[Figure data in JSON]
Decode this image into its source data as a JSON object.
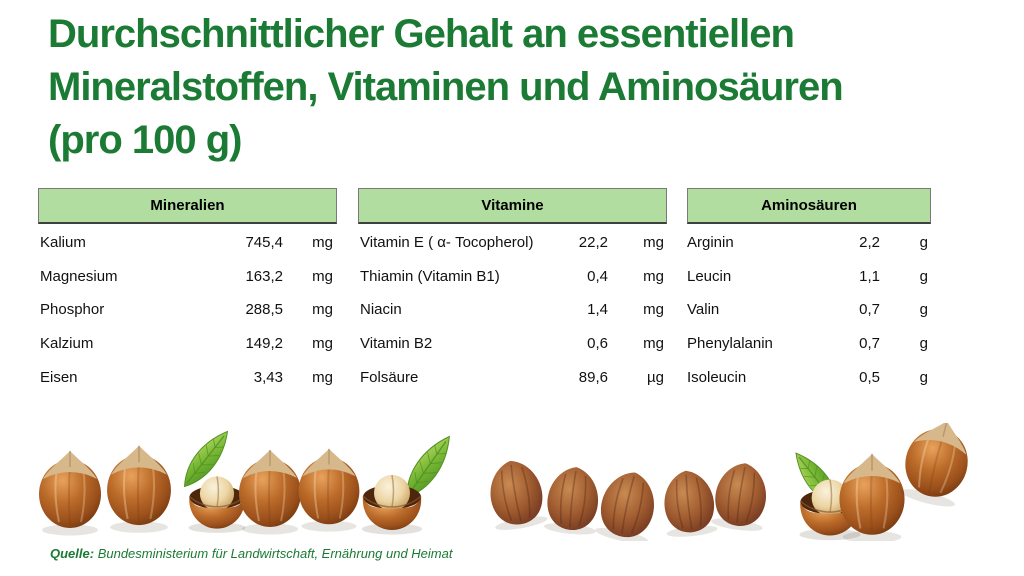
{
  "title": {
    "lines": [
      "Durchschnittlicher Gehalt an essentiellen",
      "Mineralstoffen, Vitaminen und Aminosäuren",
      "(pro 100 g)"
    ]
  },
  "tables": [
    {
      "header": "Mineralien",
      "rows": [
        {
          "name": "Kalium",
          "value": "745,4",
          "unit": "mg"
        },
        {
          "name": "Magnesium",
          "value": "163,2",
          "unit": "mg"
        },
        {
          "name": "Phosphor",
          "value": "288,5",
          "unit": "mg"
        },
        {
          "name": "Kalzium",
          "value": "149,2",
          "unit": "mg"
        },
        {
          "name": "Eisen",
          "value": "3,43",
          "unit": "mg"
        }
      ]
    },
    {
      "header": "Vitamine",
      "rows": [
        {
          "name": "Vitamin E ( α- Tocopherol)",
          "value": "22,2",
          "unit": "mg"
        },
        {
          "name": "Thiamin (Vitamin B1)",
          "value": "0,4",
          "unit": "mg"
        },
        {
          "name": "Niacin",
          "value": "1,4",
          "unit": "mg"
        },
        {
          "name": "Vitamin B2",
          "value": "0,6",
          "unit": "mg"
        },
        {
          "name": "Folsäure",
          "value": "89,6",
          "unit": "µg"
        }
      ]
    },
    {
      "header": "Aminosäuren",
      "rows": [
        {
          "name": "Arginin",
          "value": "2,2",
          "unit": "g"
        },
        {
          "name": "Leucin",
          "value": "1,1",
          "unit": "g"
        },
        {
          "name": "Valin",
          "value": "0,7",
          "unit": "g"
        },
        {
          "name": "Phenylalanin",
          "value": "0,7",
          "unit": "g"
        },
        {
          "name": "Isoleucin",
          "value": "0,5",
          "unit": "g"
        }
      ]
    }
  ],
  "source": {
    "label": "Quelle:",
    "text": " Bundesministerium für Landwirtschaft, Ernährung und Heimat"
  },
  "colors": {
    "title_green": "#1b7a34",
    "table_header_bg": "#b2dda0",
    "table_header_border": "#3f3f3f",
    "body_text": "#111111"
  },
  "decor": {
    "description": "photo strip of hazelnuts along the bottom",
    "items": [
      "hazelnut-whole",
      "hazelnut-whole",
      "leaf",
      "hazelnut-cracked-with-kernel",
      "hazelnut-whole",
      "hazelnut-whole",
      "hazelnut-cracked-with-kernel",
      "leaf",
      "hazelnut-kernel",
      "hazelnut-kernel",
      "hazelnut-kernel",
      "hazelnut-kernel",
      "hazelnut-kernel",
      "leaf",
      "hazelnut-cracked-with-kernel",
      "hazelnut-whole",
      "hazelnut-whole-tilted"
    ]
  }
}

### Exercise directions
Copy each line exactly, and leave the pictures out of your copy.

### Written response
Decode this image into its source data as a JSON object.
{
  "title": {
    "lines": [
      "Durchschnittlicher Gehalt an essentiellen",
      "Mineralstoffen, Vitaminen und Aminosäuren",
      "(pro 100 g)"
    ]
  },
  "tables": [
    {
      "header": "Mineralien",
      "rows": [
        {
          "name": "Kalium",
          "value": "745,4",
          "unit": "mg"
        },
        {
          "name": "Magnesium",
          "value": "163,2",
          "unit": "mg"
        },
        {
          "name": "Phosphor",
          "value": "288,5",
          "unit": "mg"
        },
        {
          "name": "Kalzium",
          "value": "149,2",
          "unit": "mg"
        },
        {
          "name": "Eisen",
          "value": "3,43",
          "unit": "mg"
        }
      ]
    },
    {
      "header": "Vitamine",
      "rows": [
        {
          "name": "Vitamin E ( α- Tocopherol)",
          "value": "22,2",
          "unit": "mg"
        },
        {
          "name": "Thiamin (Vitamin B1)",
          "value": "0,4",
          "unit": "mg"
        },
        {
          "name": "Niacin",
          "value": "1,4",
          "unit": "mg"
        },
        {
          "name": "Vitamin B2",
          "value": "0,6",
          "unit": "mg"
        },
        {
          "name": "Folsäure",
          "value": "89,6",
          "unit": "µg"
        }
      ]
    },
    {
      "header": "Aminosäuren",
      "rows": [
        {
          "name": "Arginin",
          "value": "2,2",
          "unit": "g"
        },
        {
          "name": "Leucin",
          "value": "1,1",
          "unit": "g"
        },
        {
          "name": "Valin",
          "value": "0,7",
          "unit": "g"
        },
        {
          "name": "Phenylalanin",
          "value": "0,7",
          "unit": "g"
        },
        {
          "name": "Isoleucin",
          "value": "0,5",
          "unit": "g"
        }
      ]
    }
  ],
  "source": {
    "label": "Quelle:",
    "text": " Bundesministerium für Landwirtschaft, Ernährung und Heimat"
  },
  "colors": {
    "title_green": "#1b7a34",
    "table_header_bg": "#b2dda0",
    "table_header_border": "#3f3f3f",
    "body_text": "#111111"
  },
  "decor": {
    "description": "photo strip of hazelnuts along the bottom",
    "items": [
      "hazelnut-whole",
      "hazelnut-whole",
      "leaf",
      "hazelnut-cracked-with-kernel",
      "hazelnut-whole",
      "hazelnut-whole",
      "hazelnut-cracked-with-kernel",
      "leaf",
      "hazelnut-kernel",
      "hazelnut-kernel",
      "hazelnut-kernel",
      "hazelnut-kernel",
      "hazelnut-kernel",
      "leaf",
      "hazelnut-cracked-with-kernel",
      "hazelnut-whole",
      "hazelnut-whole-tilted"
    ]
  }
}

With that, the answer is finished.